## Exercise prompt
Every line that contains "JSON" counts once; give the total number of such lines, with no other words.

(Saved data entries)
╔══

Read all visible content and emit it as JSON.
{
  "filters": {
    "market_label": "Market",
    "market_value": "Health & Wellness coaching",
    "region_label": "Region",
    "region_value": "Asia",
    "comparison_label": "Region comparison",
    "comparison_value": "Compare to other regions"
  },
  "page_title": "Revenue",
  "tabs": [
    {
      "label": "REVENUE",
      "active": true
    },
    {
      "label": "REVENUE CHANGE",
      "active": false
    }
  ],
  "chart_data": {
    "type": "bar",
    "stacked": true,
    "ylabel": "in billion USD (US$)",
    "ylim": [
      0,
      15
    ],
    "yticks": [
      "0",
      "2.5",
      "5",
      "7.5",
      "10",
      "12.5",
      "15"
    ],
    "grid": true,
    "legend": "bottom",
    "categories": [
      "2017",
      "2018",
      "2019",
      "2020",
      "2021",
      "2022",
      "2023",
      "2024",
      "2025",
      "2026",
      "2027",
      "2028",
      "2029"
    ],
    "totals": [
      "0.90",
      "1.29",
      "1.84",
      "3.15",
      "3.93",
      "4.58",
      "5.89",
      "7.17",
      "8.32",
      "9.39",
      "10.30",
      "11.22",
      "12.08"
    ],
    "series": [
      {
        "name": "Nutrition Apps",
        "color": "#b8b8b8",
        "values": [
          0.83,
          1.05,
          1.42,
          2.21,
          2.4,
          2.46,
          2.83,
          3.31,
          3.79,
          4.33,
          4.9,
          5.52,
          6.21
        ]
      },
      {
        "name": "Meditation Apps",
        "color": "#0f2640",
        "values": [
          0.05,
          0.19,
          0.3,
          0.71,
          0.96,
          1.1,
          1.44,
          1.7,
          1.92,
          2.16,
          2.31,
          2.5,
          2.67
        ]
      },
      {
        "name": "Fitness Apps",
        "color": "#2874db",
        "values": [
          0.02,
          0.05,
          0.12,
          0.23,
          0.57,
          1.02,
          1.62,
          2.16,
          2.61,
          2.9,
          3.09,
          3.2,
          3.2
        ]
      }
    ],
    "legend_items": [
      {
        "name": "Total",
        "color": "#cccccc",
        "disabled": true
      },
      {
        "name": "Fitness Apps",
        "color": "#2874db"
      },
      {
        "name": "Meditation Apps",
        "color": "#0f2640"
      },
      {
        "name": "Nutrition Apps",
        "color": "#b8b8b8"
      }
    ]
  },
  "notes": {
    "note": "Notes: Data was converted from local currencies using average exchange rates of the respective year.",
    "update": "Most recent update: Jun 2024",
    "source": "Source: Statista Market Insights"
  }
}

╚══
╔══

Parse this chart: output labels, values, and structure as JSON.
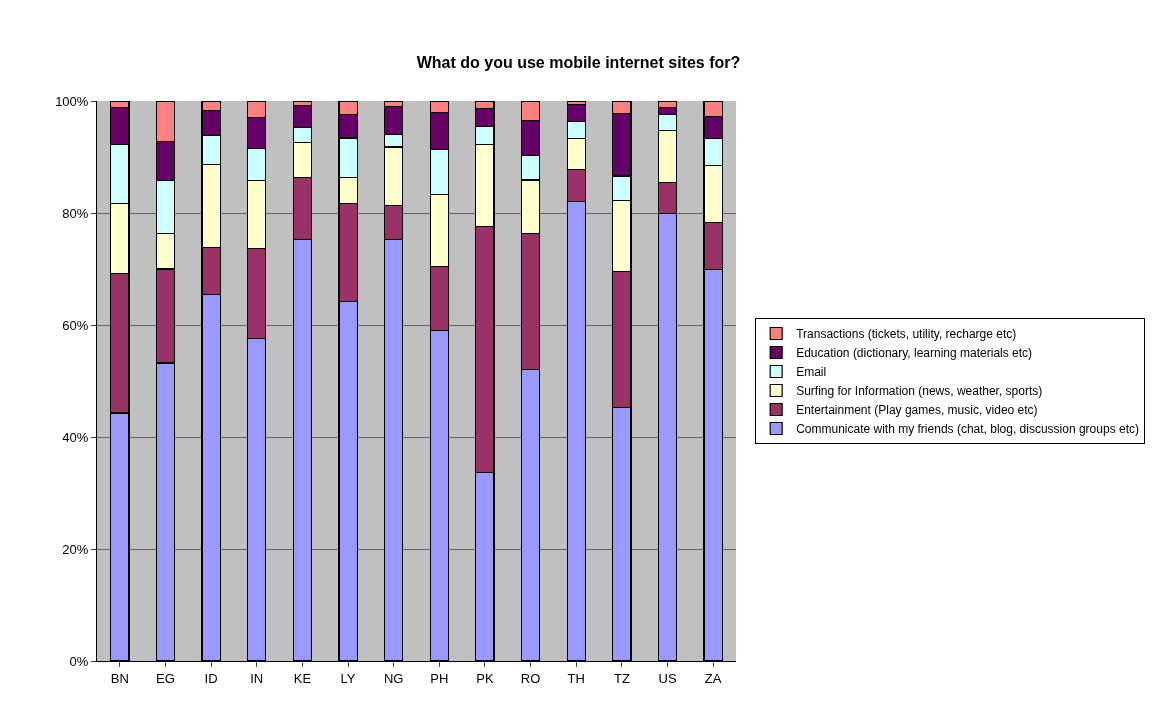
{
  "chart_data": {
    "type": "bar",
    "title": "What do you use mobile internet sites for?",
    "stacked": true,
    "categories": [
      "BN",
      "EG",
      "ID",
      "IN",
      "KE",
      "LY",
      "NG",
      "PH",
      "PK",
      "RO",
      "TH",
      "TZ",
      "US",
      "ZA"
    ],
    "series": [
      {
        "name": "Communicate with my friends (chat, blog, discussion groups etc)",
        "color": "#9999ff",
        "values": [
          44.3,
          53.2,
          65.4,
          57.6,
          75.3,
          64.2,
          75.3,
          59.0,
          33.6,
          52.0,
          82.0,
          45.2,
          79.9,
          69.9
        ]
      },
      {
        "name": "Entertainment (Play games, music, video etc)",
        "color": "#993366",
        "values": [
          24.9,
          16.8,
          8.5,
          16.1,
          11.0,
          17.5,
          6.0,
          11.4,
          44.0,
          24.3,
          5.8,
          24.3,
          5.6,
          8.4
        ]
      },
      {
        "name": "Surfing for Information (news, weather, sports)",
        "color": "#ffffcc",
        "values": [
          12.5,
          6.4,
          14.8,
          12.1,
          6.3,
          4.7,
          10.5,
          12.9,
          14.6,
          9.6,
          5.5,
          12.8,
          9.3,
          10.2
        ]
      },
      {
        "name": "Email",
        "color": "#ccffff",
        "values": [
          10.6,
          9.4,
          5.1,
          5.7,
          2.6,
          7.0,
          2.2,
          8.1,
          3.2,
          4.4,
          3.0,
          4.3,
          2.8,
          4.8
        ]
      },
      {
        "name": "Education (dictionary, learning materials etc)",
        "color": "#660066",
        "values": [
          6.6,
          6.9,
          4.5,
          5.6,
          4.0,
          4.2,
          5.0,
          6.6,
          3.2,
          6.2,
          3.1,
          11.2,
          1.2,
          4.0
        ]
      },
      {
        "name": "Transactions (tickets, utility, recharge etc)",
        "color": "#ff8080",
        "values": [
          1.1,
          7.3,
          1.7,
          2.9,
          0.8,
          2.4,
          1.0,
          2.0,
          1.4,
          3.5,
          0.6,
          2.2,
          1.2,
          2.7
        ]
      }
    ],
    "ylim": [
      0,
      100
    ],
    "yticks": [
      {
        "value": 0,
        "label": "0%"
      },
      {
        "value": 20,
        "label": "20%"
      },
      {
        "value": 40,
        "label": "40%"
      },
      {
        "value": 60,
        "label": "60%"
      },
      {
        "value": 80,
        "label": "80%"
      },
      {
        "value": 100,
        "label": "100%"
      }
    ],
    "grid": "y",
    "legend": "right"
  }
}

╚══

## Exercise answer
2